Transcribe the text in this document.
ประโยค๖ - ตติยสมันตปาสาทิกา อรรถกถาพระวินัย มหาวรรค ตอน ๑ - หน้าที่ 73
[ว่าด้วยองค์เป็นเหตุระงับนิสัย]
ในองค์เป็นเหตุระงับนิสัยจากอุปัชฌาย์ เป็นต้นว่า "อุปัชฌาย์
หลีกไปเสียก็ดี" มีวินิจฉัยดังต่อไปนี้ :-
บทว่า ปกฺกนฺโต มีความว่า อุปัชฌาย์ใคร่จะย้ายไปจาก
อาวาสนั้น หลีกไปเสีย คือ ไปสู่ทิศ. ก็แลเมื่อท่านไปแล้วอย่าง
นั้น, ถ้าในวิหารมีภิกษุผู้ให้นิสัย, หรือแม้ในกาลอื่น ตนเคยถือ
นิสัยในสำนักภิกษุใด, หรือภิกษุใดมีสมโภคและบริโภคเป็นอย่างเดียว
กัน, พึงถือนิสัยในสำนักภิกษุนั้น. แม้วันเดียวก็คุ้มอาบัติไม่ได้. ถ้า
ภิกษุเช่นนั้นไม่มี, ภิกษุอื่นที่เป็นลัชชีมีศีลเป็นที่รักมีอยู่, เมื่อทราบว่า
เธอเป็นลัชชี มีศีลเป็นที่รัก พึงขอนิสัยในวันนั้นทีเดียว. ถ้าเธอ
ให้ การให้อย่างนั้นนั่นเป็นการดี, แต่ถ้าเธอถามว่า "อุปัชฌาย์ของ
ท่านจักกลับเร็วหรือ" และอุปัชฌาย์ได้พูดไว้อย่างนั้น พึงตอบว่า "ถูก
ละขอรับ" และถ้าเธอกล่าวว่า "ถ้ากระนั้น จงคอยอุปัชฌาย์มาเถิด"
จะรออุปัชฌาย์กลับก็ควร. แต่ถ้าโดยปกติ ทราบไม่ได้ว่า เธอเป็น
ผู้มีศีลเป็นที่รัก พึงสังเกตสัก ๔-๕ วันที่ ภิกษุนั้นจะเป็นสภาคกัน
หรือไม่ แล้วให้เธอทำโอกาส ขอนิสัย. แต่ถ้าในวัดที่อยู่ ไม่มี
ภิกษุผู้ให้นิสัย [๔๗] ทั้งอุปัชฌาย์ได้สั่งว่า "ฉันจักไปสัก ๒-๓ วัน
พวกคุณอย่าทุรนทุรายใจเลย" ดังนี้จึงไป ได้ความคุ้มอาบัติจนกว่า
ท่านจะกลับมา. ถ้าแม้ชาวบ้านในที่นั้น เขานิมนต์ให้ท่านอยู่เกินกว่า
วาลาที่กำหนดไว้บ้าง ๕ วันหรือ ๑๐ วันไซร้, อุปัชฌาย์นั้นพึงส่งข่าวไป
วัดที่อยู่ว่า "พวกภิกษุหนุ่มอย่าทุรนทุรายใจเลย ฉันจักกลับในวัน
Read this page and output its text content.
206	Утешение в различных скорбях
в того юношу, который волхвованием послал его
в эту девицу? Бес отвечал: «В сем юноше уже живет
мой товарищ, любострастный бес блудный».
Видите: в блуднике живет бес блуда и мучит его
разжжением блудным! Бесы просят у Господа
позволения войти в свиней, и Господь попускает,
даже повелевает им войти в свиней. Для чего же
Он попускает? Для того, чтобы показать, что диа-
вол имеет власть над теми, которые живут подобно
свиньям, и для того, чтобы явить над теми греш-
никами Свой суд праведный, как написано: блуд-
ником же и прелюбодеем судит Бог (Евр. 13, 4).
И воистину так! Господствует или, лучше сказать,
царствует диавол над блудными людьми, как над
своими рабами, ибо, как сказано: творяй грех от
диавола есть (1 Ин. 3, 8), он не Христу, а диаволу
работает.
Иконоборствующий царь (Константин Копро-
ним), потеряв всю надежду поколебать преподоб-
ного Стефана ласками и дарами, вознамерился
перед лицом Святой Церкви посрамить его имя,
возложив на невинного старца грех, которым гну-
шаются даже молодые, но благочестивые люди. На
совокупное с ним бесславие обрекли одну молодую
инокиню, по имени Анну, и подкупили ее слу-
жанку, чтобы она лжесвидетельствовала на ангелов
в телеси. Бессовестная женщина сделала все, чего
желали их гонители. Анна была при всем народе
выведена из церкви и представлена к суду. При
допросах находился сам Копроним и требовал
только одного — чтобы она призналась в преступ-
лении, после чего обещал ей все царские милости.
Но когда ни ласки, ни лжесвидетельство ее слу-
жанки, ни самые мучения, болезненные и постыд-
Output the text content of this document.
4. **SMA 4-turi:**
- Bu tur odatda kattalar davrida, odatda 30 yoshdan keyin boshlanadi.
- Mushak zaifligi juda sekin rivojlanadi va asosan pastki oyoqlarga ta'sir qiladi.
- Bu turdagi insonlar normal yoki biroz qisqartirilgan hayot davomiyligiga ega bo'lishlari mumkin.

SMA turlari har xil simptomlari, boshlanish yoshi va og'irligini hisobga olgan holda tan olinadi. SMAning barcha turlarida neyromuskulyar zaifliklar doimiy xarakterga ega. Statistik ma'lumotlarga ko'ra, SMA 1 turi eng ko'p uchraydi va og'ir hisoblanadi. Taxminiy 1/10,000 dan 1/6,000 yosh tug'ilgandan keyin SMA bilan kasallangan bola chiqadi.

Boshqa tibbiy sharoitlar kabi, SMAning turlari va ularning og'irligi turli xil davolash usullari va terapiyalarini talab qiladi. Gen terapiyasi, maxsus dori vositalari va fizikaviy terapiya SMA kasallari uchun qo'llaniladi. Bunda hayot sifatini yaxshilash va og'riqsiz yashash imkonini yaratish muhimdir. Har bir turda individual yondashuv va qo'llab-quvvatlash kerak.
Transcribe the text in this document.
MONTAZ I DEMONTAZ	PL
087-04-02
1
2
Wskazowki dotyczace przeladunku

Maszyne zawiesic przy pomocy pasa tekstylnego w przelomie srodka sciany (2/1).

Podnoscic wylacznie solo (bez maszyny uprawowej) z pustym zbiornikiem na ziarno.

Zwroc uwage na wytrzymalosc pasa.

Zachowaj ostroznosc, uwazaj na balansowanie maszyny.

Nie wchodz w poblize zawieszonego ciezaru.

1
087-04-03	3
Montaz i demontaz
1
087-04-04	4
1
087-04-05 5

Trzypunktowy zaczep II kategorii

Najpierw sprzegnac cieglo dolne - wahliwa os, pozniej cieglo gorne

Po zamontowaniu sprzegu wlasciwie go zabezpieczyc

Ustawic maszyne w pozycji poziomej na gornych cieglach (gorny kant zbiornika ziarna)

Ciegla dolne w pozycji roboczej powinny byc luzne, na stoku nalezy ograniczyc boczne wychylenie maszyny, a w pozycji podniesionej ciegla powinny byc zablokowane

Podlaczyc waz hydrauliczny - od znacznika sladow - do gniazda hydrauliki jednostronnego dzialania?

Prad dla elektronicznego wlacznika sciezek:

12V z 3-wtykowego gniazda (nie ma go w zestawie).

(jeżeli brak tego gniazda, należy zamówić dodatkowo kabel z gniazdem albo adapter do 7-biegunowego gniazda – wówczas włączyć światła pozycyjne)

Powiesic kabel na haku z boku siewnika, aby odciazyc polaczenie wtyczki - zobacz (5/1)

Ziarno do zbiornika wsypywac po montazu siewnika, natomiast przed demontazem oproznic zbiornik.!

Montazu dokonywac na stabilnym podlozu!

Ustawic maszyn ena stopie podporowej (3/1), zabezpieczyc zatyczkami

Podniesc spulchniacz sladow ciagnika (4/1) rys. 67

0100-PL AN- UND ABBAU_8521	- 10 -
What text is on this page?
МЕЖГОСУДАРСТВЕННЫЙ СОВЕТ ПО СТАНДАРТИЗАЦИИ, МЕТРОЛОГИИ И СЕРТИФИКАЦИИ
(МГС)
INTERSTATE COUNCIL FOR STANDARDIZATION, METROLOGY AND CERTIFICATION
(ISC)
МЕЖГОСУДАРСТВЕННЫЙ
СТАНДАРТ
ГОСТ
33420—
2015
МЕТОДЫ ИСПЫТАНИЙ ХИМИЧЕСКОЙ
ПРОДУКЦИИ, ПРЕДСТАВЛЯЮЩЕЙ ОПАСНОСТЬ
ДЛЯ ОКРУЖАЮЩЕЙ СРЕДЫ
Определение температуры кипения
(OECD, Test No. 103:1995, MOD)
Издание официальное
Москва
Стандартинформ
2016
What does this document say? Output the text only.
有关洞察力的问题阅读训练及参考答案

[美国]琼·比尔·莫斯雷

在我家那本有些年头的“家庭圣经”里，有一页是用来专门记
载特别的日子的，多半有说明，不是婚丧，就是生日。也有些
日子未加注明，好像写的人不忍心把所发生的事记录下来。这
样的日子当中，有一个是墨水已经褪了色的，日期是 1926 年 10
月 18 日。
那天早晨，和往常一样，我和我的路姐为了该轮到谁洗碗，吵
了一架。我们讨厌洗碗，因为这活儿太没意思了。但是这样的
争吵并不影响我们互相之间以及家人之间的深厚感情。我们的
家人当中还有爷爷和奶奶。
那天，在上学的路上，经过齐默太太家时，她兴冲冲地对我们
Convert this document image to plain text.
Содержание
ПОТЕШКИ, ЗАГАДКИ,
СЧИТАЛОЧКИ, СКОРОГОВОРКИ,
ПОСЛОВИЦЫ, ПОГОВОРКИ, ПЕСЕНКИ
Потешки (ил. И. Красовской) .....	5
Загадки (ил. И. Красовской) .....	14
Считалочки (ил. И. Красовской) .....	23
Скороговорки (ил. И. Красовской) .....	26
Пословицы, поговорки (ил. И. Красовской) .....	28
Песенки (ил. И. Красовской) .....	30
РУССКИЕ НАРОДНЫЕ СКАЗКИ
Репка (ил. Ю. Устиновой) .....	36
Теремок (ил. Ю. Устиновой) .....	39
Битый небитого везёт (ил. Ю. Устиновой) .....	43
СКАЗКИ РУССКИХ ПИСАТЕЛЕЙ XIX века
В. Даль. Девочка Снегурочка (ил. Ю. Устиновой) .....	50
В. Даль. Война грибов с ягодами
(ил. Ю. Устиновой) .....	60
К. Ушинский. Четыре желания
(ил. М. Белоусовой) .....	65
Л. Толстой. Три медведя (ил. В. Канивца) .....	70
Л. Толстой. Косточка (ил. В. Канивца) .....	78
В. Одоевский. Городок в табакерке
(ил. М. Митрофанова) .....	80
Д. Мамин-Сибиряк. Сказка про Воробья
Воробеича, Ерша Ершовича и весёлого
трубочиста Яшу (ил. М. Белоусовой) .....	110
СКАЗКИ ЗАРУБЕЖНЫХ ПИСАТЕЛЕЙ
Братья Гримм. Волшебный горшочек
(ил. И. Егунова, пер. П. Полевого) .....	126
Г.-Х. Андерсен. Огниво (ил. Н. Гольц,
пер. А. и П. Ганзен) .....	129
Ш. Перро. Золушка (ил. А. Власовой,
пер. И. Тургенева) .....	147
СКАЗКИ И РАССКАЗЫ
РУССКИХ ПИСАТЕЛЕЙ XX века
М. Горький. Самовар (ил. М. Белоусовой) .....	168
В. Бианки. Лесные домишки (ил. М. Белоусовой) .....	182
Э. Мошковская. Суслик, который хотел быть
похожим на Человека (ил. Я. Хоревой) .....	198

# EXERCISE OBJECTIVE
Look through the records and gather every line containing "живет".

# WRITTEN SOLUTION
в эту девицу? Бес отвечал: «В сем юноше уже живет
Видите: в блуднике живет бес блуда и мучит его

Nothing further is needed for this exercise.